▸ **PROBLEM DESCRIPTION**: Print the stretch from "They‘ve been farming" through "noticeably– their hairstyles." of the text on the Hopi origins of Princess Leia's hairstyle, word for word.

▸ **PAGE TEXT**:

******

Could it be that Princess Leia hails from an ancient Native American tribe called the Hopi, short for Hopituh Shi-nu-mu, meaning, “The Peaceful Little Ones”? Hollywood didn’t give them much credit for one of cinema’s most iconic hairstyles, so in the interest of learning and being curious, let’s put the spotlight on these real-life Princess Leia(s)…
According to George Lucas, the inspiration behind Carrie Fischer’s famous space age side buns in the first Star Wars flick came from Mexico’s 20th century female revolutionaries. “I went with a kind of south-western Pancho Villa woman revolutionary look, which is what that is,” Lucas told a journalist in 2002. “The buns are basically from turn-of-the-century Mexico”. Cool story, except female Mexican revolutionaries never wore those hairstyles, or anything close to it. And historians agree that the most obvious origins of the style comes from the maidens of the Hopi tribe…
Hopi people are descended from the Ancient “Pueblo Peoples”, known for constructing America’s first pre-historic high rise apartment complexes.
They‘ve been farming land in Arizona for many hundreds of years, and much of their culture, tradition and religious beliefs revolve around agricultural themes to promote healthy crops and fertile ground. Their need for rain, corn, and crops were creatively interpreted into their cultural expression by imitating natural forms and cycles. This can be seen in their traditional dance, jewellery, pottery, and most noticeably– their hairstyles.

******

▸ **PROVIDED RECORDS**:
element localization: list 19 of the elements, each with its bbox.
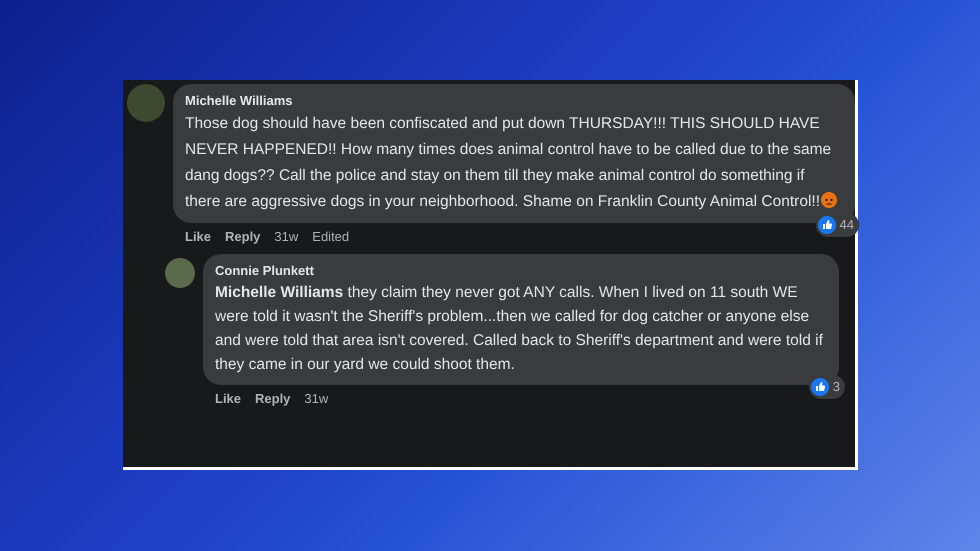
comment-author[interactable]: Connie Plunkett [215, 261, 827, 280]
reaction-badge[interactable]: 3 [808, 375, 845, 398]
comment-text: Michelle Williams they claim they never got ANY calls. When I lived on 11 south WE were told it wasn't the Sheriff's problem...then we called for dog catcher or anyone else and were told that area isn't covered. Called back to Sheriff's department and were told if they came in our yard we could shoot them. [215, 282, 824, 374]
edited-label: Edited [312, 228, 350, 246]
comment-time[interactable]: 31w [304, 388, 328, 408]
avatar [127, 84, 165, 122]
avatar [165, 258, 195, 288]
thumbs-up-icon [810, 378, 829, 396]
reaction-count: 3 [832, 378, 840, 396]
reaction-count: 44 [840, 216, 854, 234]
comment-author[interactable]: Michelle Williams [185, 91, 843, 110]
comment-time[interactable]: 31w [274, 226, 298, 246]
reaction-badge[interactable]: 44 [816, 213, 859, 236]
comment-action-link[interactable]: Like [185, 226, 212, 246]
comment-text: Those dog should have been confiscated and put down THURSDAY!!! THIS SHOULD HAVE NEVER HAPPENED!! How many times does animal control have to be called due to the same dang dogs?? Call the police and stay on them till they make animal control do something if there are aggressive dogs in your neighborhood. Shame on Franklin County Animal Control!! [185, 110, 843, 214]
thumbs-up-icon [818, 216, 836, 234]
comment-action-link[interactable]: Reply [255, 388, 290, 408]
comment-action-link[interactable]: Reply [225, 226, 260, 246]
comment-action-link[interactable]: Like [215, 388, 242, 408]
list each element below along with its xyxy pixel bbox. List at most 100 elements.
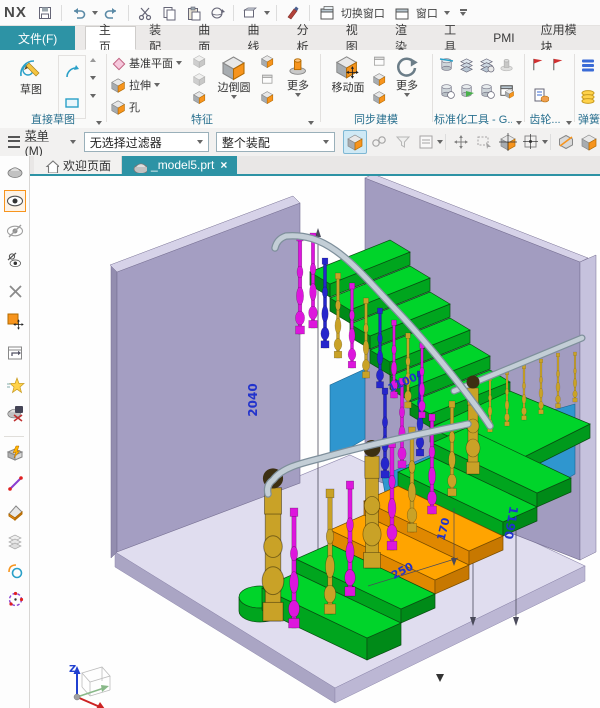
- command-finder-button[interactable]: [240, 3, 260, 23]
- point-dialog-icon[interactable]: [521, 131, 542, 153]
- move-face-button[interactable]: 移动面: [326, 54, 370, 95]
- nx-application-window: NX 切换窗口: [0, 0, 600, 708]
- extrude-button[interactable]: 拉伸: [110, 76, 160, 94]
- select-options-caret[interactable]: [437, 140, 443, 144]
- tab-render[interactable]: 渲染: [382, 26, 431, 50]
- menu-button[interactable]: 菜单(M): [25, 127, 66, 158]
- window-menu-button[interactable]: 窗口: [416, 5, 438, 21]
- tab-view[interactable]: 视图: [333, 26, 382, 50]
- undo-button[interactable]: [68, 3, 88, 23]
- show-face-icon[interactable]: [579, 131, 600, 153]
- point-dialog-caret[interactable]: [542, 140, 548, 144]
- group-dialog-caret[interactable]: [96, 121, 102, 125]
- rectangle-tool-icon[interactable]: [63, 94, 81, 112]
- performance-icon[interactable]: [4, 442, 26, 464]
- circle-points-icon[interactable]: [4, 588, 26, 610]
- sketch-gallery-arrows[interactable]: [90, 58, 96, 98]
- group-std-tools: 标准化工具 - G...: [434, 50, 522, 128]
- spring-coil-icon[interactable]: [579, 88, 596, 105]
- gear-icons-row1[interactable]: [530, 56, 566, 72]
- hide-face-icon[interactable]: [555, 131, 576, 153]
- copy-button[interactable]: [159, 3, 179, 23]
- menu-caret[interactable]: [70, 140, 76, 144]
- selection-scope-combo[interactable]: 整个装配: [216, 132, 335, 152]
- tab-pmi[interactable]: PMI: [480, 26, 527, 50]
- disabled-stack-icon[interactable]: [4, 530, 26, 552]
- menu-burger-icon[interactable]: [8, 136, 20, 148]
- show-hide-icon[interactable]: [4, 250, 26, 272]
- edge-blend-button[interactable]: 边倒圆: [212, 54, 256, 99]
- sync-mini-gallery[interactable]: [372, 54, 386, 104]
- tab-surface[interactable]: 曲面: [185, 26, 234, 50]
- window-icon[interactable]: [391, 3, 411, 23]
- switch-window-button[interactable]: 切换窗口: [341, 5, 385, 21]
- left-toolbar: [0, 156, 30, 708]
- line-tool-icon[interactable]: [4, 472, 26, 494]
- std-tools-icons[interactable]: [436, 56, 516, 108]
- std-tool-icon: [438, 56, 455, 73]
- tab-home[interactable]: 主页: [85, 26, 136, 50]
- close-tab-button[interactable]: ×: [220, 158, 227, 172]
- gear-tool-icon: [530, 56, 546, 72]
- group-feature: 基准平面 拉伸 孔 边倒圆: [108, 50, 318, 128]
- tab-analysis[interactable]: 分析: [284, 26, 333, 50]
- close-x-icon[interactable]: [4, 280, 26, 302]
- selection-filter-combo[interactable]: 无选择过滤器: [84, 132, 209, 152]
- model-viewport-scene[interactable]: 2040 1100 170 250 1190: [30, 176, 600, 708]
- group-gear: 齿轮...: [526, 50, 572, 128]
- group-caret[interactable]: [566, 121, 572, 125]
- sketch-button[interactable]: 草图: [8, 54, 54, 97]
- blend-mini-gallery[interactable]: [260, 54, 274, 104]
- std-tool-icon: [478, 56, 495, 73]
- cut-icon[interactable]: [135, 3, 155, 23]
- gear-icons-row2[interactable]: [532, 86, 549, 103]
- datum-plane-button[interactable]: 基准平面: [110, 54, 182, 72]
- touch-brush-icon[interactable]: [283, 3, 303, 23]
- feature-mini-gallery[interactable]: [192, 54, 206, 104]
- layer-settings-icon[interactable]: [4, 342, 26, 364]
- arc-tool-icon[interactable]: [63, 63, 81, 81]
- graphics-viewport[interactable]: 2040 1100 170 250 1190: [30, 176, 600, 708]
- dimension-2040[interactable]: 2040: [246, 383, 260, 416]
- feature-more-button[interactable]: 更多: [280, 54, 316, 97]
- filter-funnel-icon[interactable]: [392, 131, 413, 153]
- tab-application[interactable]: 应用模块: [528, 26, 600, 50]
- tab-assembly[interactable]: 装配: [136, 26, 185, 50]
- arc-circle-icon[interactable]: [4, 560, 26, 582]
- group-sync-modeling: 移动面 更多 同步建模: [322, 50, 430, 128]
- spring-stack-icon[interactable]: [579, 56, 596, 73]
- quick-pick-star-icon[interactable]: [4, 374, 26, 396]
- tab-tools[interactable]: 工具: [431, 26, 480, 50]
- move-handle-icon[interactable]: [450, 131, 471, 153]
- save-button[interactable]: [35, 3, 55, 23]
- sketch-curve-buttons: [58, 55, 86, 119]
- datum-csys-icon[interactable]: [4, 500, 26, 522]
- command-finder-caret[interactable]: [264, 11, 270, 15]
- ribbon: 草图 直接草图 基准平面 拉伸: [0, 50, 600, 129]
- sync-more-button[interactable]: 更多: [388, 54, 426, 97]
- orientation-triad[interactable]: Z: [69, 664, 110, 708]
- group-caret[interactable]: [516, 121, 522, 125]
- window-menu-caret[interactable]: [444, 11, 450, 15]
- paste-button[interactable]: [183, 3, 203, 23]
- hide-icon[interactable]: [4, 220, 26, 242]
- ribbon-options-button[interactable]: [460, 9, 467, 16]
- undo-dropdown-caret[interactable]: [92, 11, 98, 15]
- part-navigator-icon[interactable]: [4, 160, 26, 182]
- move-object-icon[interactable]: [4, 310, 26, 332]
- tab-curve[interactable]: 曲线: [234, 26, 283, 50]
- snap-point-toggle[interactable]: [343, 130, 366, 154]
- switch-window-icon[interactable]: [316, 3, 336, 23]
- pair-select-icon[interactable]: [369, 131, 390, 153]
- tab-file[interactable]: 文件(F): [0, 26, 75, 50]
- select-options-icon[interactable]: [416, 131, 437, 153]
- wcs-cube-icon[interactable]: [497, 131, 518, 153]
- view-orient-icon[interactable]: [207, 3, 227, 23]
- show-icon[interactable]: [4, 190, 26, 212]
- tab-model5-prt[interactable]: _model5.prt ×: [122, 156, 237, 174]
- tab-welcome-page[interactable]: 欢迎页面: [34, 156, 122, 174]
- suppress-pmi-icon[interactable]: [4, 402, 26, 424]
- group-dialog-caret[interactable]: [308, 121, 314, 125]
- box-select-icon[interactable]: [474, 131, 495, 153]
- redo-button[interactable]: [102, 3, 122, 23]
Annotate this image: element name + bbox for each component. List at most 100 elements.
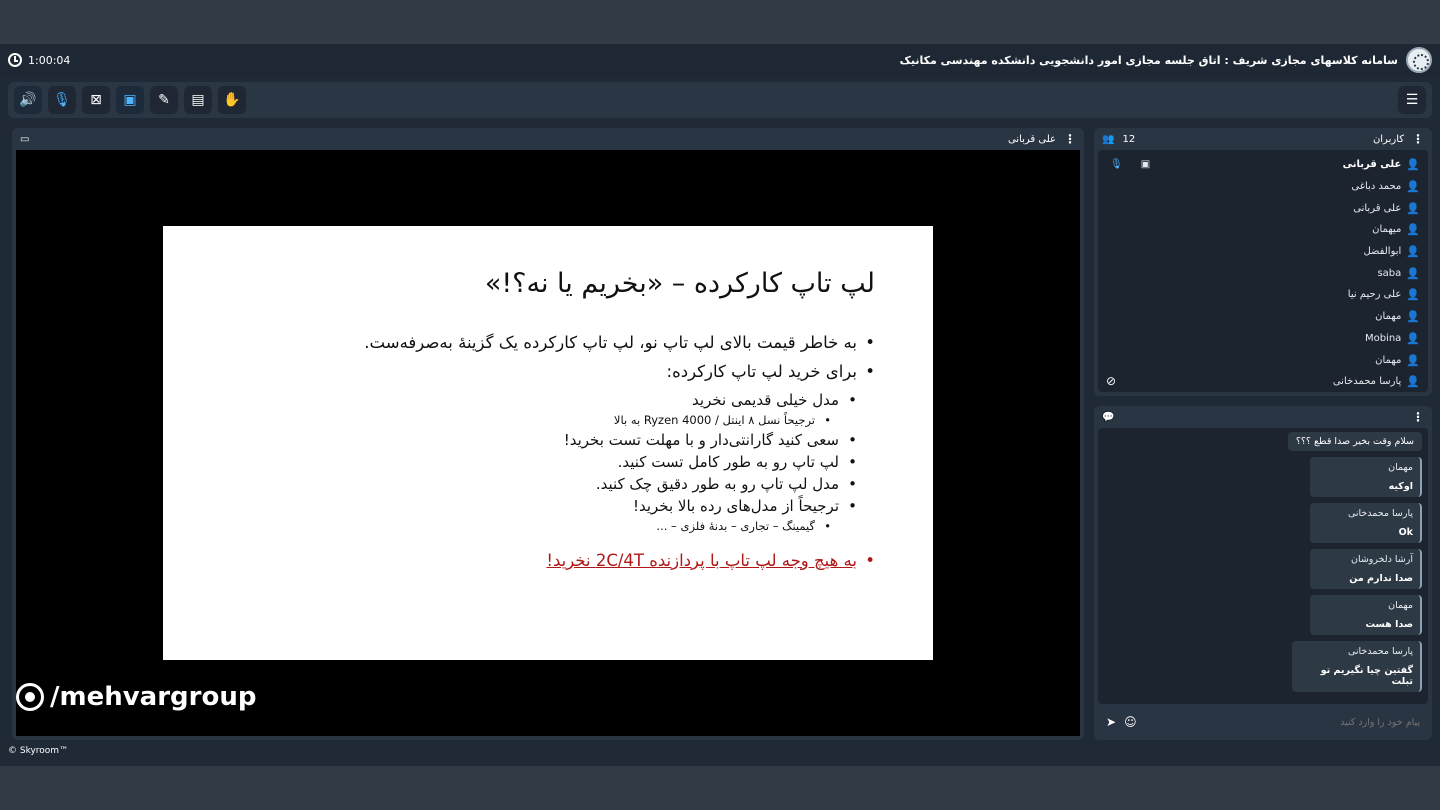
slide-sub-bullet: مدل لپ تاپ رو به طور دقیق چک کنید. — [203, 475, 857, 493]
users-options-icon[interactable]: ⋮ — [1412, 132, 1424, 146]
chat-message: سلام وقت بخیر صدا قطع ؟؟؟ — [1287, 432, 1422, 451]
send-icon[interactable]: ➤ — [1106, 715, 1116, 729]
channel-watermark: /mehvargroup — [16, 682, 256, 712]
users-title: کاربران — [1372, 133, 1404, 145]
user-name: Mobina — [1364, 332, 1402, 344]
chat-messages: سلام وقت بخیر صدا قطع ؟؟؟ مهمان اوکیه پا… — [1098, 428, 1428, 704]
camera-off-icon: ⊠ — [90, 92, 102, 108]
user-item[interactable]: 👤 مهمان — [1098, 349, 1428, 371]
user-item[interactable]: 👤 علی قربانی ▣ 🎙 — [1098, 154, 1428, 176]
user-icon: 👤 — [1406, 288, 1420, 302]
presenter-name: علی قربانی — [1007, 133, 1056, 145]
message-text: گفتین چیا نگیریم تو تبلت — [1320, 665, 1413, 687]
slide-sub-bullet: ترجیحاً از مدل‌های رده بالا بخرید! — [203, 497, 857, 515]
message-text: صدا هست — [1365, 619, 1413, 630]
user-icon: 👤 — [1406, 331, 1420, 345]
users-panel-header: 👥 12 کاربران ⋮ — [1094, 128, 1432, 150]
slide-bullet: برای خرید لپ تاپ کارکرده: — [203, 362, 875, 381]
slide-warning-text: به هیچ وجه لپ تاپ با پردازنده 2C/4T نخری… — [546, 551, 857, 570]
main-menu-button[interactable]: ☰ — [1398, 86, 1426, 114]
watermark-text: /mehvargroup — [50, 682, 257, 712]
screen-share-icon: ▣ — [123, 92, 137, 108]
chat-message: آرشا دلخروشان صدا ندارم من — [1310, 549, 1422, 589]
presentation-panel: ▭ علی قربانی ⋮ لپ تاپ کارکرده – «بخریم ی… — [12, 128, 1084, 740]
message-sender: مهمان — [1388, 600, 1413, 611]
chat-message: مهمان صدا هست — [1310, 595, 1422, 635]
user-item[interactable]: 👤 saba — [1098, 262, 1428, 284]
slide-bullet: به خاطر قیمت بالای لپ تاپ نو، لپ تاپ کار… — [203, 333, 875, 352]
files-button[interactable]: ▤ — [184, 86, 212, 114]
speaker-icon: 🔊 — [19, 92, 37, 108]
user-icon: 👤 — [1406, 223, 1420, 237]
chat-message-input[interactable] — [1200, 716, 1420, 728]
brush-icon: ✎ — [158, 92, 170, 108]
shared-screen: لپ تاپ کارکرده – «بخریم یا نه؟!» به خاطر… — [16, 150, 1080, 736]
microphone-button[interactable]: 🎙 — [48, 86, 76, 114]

******

▸ **SOLUTION FOR THIS TASK**:
They‘ve been farming land in Arizona for many hundreds of years, and much of their culture, tradition and religious beliefs revolve around agricultural themes to promote healthy crops and fertile ground. Their need for rain, corn, and crops were creatively interpreted into their cultural expression by imitating natural forms and cycles. This can be seen in their traditional dance, jewellery, pottery, and most noticeably– their hairstyles.